TO DO: Scan the material that follows. Copy every line containing the word "Sodium".

RECORDS SHOWN:
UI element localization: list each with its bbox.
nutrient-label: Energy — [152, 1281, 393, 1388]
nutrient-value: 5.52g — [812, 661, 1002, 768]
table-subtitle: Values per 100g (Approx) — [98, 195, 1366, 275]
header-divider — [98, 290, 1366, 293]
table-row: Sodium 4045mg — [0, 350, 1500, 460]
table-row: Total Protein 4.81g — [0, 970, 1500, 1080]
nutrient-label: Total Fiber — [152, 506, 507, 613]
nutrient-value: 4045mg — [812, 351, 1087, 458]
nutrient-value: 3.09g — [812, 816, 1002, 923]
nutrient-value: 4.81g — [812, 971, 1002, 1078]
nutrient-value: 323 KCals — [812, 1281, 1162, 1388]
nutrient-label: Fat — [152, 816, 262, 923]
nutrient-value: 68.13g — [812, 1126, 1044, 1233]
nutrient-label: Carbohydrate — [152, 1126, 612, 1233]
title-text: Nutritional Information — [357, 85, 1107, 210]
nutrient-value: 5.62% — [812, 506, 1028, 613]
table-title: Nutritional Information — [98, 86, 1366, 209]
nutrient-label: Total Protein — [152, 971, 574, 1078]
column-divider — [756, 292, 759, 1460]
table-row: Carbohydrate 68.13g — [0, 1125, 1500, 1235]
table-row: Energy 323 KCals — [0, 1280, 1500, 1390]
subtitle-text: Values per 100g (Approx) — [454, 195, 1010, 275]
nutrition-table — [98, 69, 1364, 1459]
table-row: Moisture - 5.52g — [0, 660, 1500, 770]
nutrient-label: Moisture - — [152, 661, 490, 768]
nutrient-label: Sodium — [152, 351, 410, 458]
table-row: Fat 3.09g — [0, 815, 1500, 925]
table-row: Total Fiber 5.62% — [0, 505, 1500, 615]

ANSWER SPACE:
table-row: Sodium 4045mg — [0, 350, 1500, 460]
nutrient-label: Sodium — [152, 351, 410, 458]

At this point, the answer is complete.